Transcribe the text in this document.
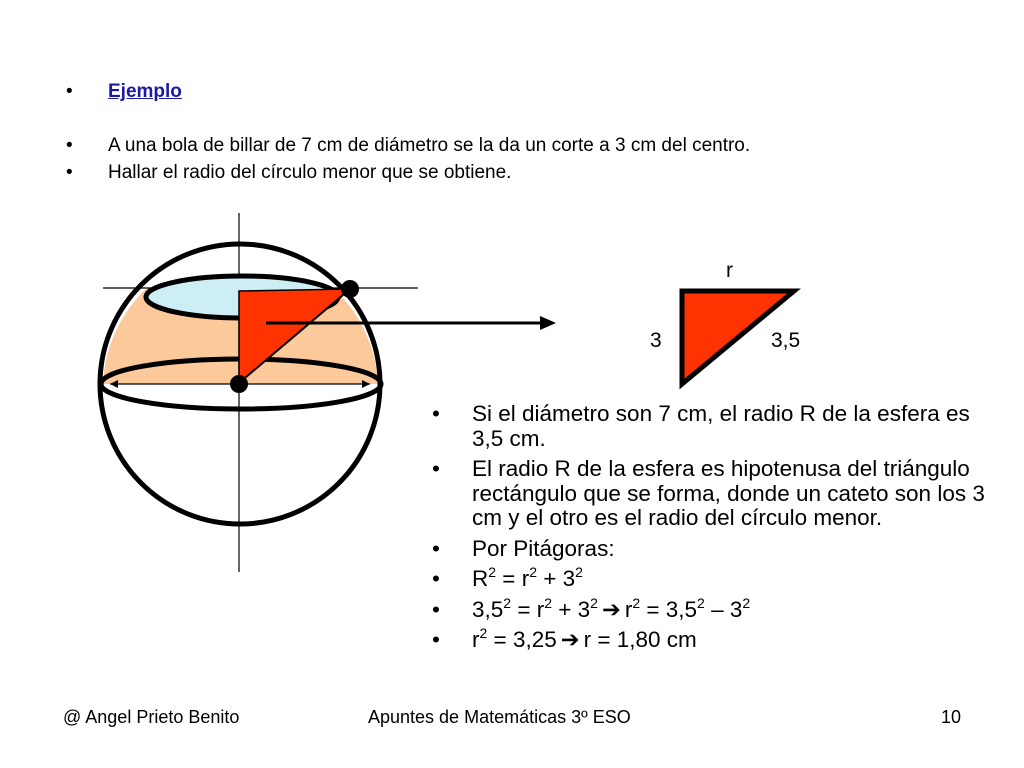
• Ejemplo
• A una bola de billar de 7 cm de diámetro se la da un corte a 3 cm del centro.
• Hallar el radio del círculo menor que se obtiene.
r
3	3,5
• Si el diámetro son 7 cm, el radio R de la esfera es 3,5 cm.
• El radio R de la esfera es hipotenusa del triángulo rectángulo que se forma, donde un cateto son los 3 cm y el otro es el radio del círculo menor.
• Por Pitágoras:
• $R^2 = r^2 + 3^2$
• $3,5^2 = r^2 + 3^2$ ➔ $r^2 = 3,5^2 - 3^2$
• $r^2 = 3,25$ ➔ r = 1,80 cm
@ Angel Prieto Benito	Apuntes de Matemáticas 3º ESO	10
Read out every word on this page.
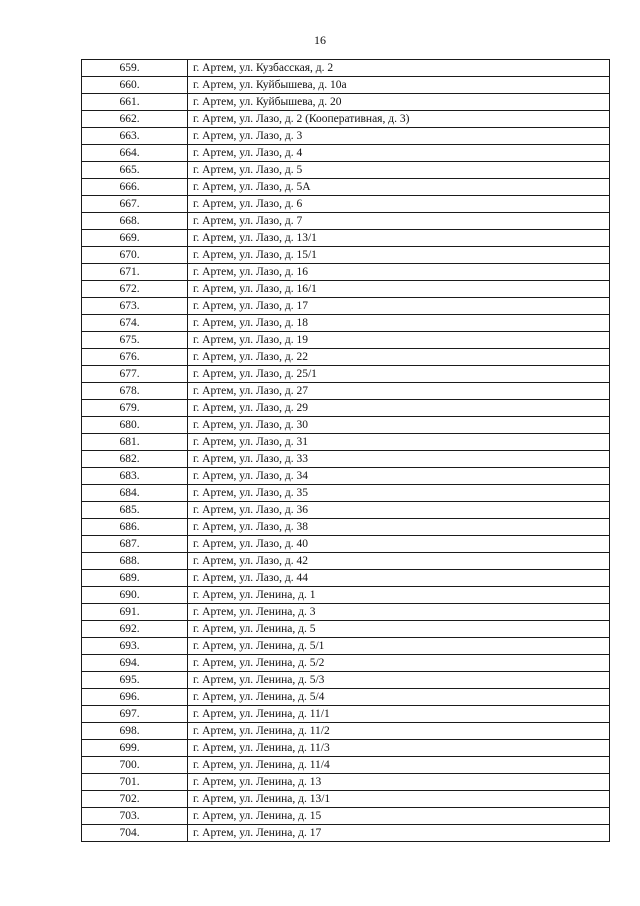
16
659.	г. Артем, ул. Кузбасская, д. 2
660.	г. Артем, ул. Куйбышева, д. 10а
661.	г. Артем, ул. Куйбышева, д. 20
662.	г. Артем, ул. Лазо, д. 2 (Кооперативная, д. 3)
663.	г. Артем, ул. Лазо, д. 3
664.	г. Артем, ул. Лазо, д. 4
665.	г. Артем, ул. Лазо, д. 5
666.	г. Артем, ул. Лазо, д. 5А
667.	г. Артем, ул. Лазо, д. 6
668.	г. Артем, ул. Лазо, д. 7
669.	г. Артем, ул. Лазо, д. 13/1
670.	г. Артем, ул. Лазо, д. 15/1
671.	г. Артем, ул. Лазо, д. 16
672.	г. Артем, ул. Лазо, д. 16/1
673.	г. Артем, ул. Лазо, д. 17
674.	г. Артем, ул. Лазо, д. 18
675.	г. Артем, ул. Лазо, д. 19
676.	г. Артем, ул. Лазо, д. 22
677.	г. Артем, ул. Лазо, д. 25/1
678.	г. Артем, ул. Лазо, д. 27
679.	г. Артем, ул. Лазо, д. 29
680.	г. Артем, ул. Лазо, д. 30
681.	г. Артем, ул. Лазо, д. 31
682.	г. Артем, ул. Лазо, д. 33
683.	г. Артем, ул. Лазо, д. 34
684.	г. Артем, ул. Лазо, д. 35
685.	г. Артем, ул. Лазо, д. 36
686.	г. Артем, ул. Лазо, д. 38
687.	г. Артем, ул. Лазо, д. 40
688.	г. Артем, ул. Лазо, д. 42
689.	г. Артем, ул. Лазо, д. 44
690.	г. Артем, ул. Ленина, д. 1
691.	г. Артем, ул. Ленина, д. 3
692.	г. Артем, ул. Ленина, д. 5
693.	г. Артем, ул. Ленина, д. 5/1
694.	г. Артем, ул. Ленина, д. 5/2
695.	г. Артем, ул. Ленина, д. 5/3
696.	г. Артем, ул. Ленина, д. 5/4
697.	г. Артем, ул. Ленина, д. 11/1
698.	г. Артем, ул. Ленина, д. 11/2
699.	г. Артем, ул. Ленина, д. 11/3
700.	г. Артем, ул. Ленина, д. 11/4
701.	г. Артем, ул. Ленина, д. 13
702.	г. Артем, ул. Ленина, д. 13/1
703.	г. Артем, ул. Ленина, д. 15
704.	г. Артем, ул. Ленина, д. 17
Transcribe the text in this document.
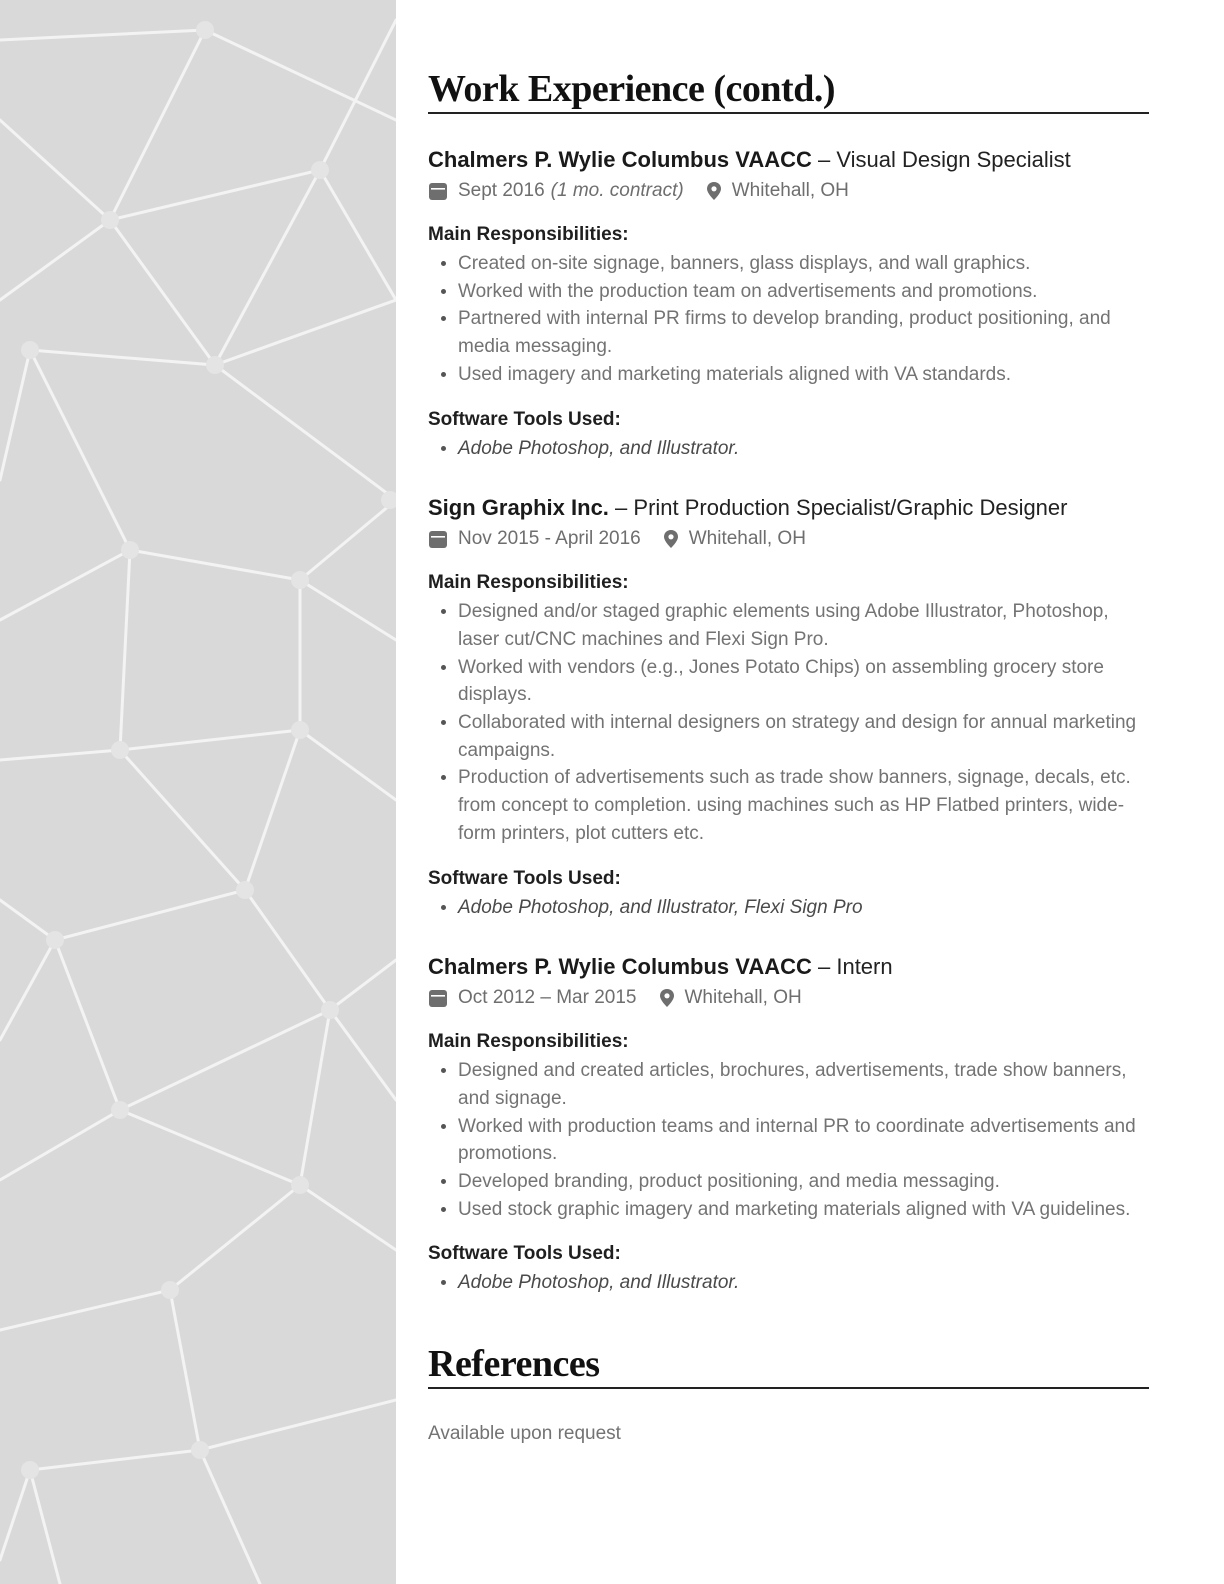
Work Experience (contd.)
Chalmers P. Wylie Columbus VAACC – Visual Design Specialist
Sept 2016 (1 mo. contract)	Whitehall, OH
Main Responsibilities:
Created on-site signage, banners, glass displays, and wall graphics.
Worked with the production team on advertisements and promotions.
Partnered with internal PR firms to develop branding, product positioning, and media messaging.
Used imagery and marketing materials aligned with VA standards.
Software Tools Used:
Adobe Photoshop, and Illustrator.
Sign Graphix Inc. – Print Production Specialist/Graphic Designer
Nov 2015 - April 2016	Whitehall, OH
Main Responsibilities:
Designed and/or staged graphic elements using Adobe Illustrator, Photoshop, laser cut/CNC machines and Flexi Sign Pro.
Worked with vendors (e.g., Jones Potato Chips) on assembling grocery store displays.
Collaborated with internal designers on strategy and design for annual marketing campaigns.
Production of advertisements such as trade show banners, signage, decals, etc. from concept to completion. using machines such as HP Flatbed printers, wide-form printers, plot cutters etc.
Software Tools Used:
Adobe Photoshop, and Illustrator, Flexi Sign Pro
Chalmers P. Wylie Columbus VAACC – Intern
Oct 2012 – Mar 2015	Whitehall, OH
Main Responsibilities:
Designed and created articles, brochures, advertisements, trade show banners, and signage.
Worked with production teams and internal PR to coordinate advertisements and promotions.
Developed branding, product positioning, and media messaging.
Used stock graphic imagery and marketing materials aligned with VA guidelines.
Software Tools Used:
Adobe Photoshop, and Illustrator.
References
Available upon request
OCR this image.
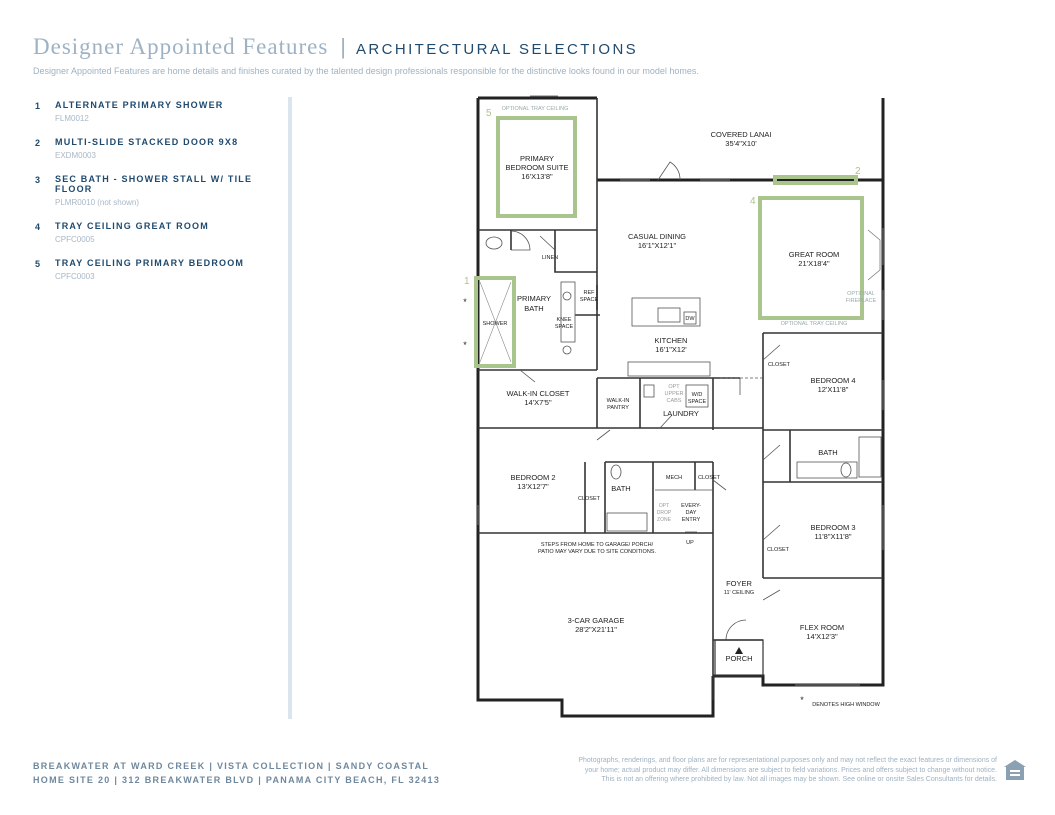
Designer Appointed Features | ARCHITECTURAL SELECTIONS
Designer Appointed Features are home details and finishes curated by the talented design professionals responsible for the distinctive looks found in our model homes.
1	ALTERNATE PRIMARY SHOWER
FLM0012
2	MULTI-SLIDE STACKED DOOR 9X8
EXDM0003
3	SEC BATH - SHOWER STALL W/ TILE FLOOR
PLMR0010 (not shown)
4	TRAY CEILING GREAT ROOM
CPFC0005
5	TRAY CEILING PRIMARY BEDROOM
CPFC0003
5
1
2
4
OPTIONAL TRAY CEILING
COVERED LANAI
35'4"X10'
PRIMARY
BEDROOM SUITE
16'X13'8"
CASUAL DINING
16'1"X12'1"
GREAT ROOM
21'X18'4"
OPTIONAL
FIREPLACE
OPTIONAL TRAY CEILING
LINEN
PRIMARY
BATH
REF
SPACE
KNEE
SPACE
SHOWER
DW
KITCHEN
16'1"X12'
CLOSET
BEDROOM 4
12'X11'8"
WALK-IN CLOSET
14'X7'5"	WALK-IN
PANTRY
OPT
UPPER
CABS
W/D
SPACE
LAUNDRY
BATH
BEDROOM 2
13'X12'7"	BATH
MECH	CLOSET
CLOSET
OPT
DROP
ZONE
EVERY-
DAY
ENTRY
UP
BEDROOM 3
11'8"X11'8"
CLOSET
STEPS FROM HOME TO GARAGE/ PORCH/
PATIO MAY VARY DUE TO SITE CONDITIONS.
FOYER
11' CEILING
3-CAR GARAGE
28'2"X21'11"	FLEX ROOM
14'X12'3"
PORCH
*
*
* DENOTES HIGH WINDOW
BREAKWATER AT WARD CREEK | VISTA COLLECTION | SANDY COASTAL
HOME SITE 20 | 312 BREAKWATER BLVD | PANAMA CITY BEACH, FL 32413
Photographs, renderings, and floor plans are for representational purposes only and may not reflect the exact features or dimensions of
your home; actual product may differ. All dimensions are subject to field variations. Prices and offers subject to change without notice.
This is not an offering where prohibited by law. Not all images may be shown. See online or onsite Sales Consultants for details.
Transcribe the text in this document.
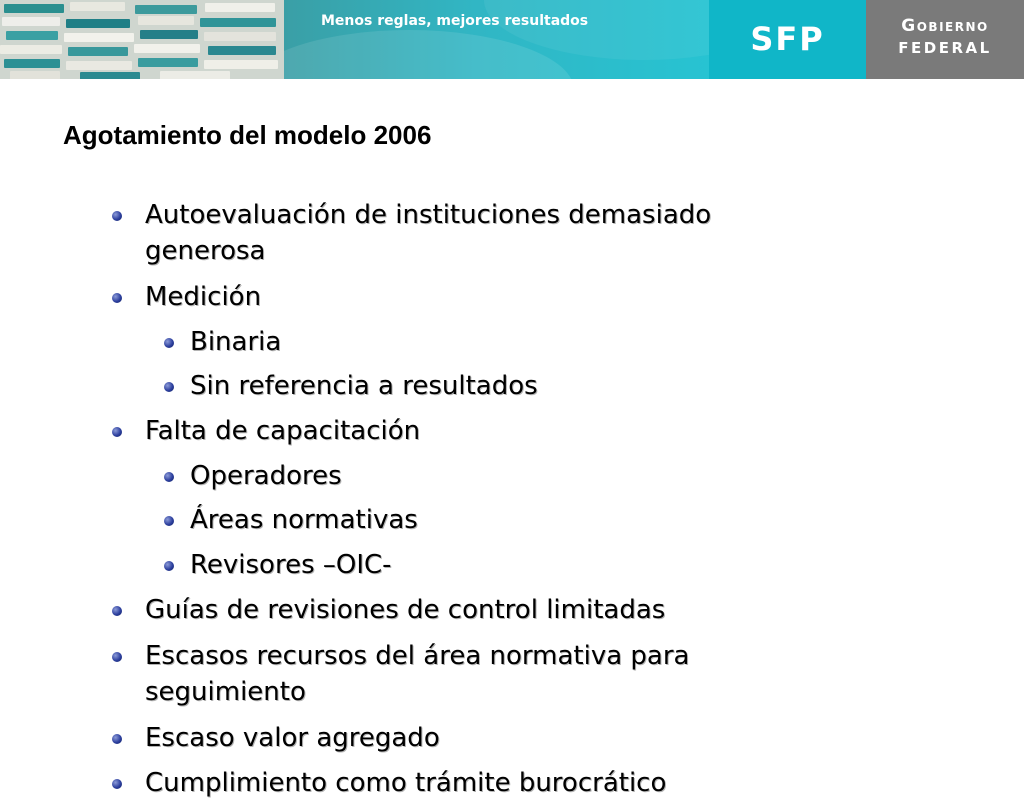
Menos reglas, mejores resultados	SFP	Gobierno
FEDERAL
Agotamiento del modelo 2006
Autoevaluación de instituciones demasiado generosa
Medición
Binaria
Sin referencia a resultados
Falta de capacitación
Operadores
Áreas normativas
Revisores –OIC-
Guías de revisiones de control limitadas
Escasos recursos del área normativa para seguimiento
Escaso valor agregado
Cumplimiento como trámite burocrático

= = = = =

• **WHAT YOU WILL DO**: From the material above, reproduce everything verbatim except the pictures.

• **RESPONSE TO THE EXERCISE**:
Transcribe the text in this document.
• Ejemplo
• A una bola de billar de 7 cm de diámetro se la da un corte a 3 cm del centro.
• Hallar el radio del círculo menor que se obtiene.
r
3	3,5
• Si el diámetro son 7 cm, el radio R de la esfera es 3,5 cm.
• El radio R de la esfera es hipotenusa del triángulo rectángulo que se forma, donde un cateto son los 3 cm y el otro es el radio del círculo menor.
• Por Pitágoras:
• $R^2 = r^2 + 3^2$
• $3,5^2 = r^2 + 3^2$ ➔ $r^2 = 3,5^2 - 3^2$
• $r^2 = 3,25$ ➔ r = 1,80 cm
@ Angel Prieto Benito	Apuntes de Matemáticas 3º ESO	10
Read out every word on this page.
16
659.	г. Артем, ул. Кузбасская, д. 2
660.	г. Артем, ул. Куйбышева, д. 10а
661.	г. Артем, ул. Куйбышева, д. 20
662.	г. Артем, ул. Лазо, д. 2 (Кооперативная, д. 3)
663.	г. Артем, ул. Лазо, д. 3
664.	г. Артем, ул. Лазо, д. 4
665.	г. Артем, ул. Лазо, д. 5
666.	г. Артем, ул. Лазо, д. 5А
667.	г. Артем, ул. Лазо, д. 6
668.	г. Артем, ул. Лазо, д. 7
669.	г. Артем, ул. Лазо, д. 13/1
670.	г. Артем, ул. Лазо, д. 15/1
671.	г. Артем, ул. Лазо, д. 16
672.	г. Артем, ул. Лазо, д. 16/1
673.	г. Артем, ул. Лазо, д. 17
674.	г. Артем, ул. Лазо, д. 18
675.	г. Артем, ул. Лазо, д. 19
676.	г. Артем, ул. Лазо, д. 22
677.	г. Артем, ул. Лазо, д. 25/1
678.	г. Артем, ул. Лазо, д. 27
679.	г. Артем, ул. Лазо, д. 29
680.	г. Артем, ул. Лазо, д. 30
681.	г. Артем, ул. Лазо, д. 31
682.	г. Артем, ул. Лазо, д. 33
683.	г. Артем, ул. Лазо, д. 34
684.	г. Артем, ул. Лазо, д. 35
685.	г. Артем, ул. Лазо, д. 36
686.	г. Артем, ул. Лазо, д. 38
687.	г. Артем, ул. Лазо, д. 40
688.	г. Артем, ул. Лазо, д. 42
689.	г. Артем, ул. Лазо, д. 44
690.	г. Артем, ул. Ленина, д. 1
691.	г. Артем, ул. Ленина, д. 3
692.	г. Артем, ул. Ленина, д. 5
693.	г. Артем, ул. Ленина, д. 5/1
694.	г. Артем, ул. Ленина, д. 5/2
695.	г. Артем, ул. Ленина, д. 5/3
696.	г. Артем, ул. Ленина, д. 5/4
697.	г. Артем, ул. Ленина, д. 11/1
698.	г. Артем, ул. Ленина, д. 11/2
699.	г. Артем, ул. Ленина, д. 11/3
700.	г. Артем, ул. Ленина, д. 11/4
701.	г. Артем, ул. Ленина, д. 13
702.	г. Артем, ул. Ленина, д. 13/1
703.	г. Артем, ул. Ленина, д. 15
704.	г. Артем, ул. Ленина, д. 17
Transcribe the text in this document.
Work Experience (contd.)
Chalmers P. Wylie Columbus VAACC – Visual Design Specialist
Sept 2016 (1 mo. contract)	Whitehall, OH
Main Responsibilities:
Created on-site signage, banners, glass displays, and wall graphics.
Worked with the production team on advertisements and promotions.
Partnered with internal PR firms to develop branding, product positioning, and media messaging.
Used imagery and marketing materials aligned with VA standards.
Software Tools Used:
Adobe Photoshop, and Illustrator.
Sign Graphix Inc. – Print Production Specialist/Graphic Designer
Nov 2015 - April 2016	Whitehall, OH
Main Responsibilities:
Designed and/or staged graphic elements using Adobe Illustrator, Photoshop, laser cut/CNC machines and Flexi Sign Pro.
Worked with vendors (e.g., Jones Potato Chips) on assembling grocery store displays.
Collaborated with internal designers on strategy and design for annual marketing campaigns.
Production of advertisements such as trade show banners, signage, decals, etc. from concept to completion. using machines such as HP Flatbed printers, wide-form printers, plot cutters etc.
Software Tools Used:
Adobe Photoshop, and Illustrator, Flexi Sign Pro
Chalmers P. Wylie Columbus VAACC – Intern
Oct 2012 – Mar 2015	Whitehall, OH
Main Responsibilities:
Designed and created articles, brochures, advertisements, trade show banners, and signage.
Worked with production teams and internal PR to coordinate advertisements and promotions.
Developed branding, product positioning, and media messaging.
Used stock graphic imagery and marketing materials aligned with VA guidelines.
Software Tools Used:
Adobe Photoshop, and Illustrator.
References
Available upon request
OCR this image.
Designer Appointed Features | ARCHITECTURAL SELECTIONS
Designer Appointed Features are home details and finishes curated by the talented design professionals responsible for the distinctive looks found in our model homes.
1	ALTERNATE PRIMARY SHOWER
FLM0012
2	MULTI-SLIDE STACKED DOOR 9X8
EXDM0003
3	SEC BATH - SHOWER STALL W/ TILE FLOOR
PLMR0010 (not shown)
4	TRAY CEILING GREAT ROOM
CPFC0005
5	TRAY CEILING PRIMARY BEDROOM
CPFC0003
5
1
2
4
OPTIONAL TRAY CEILING
COVERED LANAI
35'4"X10'
PRIMARY
BEDROOM SUITE
16'X13'8"
CASUAL DINING
16'1"X12'1"
GREAT ROOM
21'X18'4"
OPTIONAL
FIREPLACE
OPTIONAL TRAY CEILING
LINEN
PRIMARY
BATH
REF
SPACE
KNEE
SPACE
SHOWER
DW
KITCHEN
16'1"X12'
CLOSET
BEDROOM 4
12'X11'8"
WALK-IN CLOSET
14'X7'5"	WALK-IN
PANTRY
OPT
UPPER
CABS
W/D
SPACE
LAUNDRY
BATH
BEDROOM 2
13'X12'7"	BATH
MECH	CLOSET
CLOSET
OPT
DROP
ZONE
EVERY-
DAY
ENTRY
UP
BEDROOM 3
11'8"X11'8"
CLOSET
STEPS FROM HOME TO GARAGE/ PORCH/
PATIO MAY VARY DUE TO SITE CONDITIONS.
FOYER
11' CEILING
3-CAR GARAGE
28'2"X21'11"	FLEX ROOM
14'X12'3"
PORCH
*
*
* DENOTES HIGH WINDOW
BREAKWATER AT WARD CREEK | VISTA COLLECTION | SANDY COASTAL
HOME SITE 20 | 312 BREAKWATER BLVD | PANAMA CITY BEACH, FL 32413
Photographs, renderings, and floor plans are for representational purposes only and may not reflect the exact features or dimensions of
your home; actual product may differ. All dimensions are subject to field variations. Prices and offers subject to change without notice.
This is not an offering where prohibited by law. Not all images may be shown. See online or onsite Sales Consultants for details.
Transcribe the text in this document.
Menos reglas, mejores resultados	SFP	Gobierno
FEDERAL
Agotamiento del modelo 2006
Autoevaluación de instituciones demasiado generosa
Medición
Binaria
Sin referencia a resultados
Falta de capacitación
Operadores
Áreas normativas
Revisores –OIC-
Guías de revisiones de control limitadas
Escasos recursos del área normativa para seguimiento
Escaso valor agregado
Cumplimiento como trámite burocrático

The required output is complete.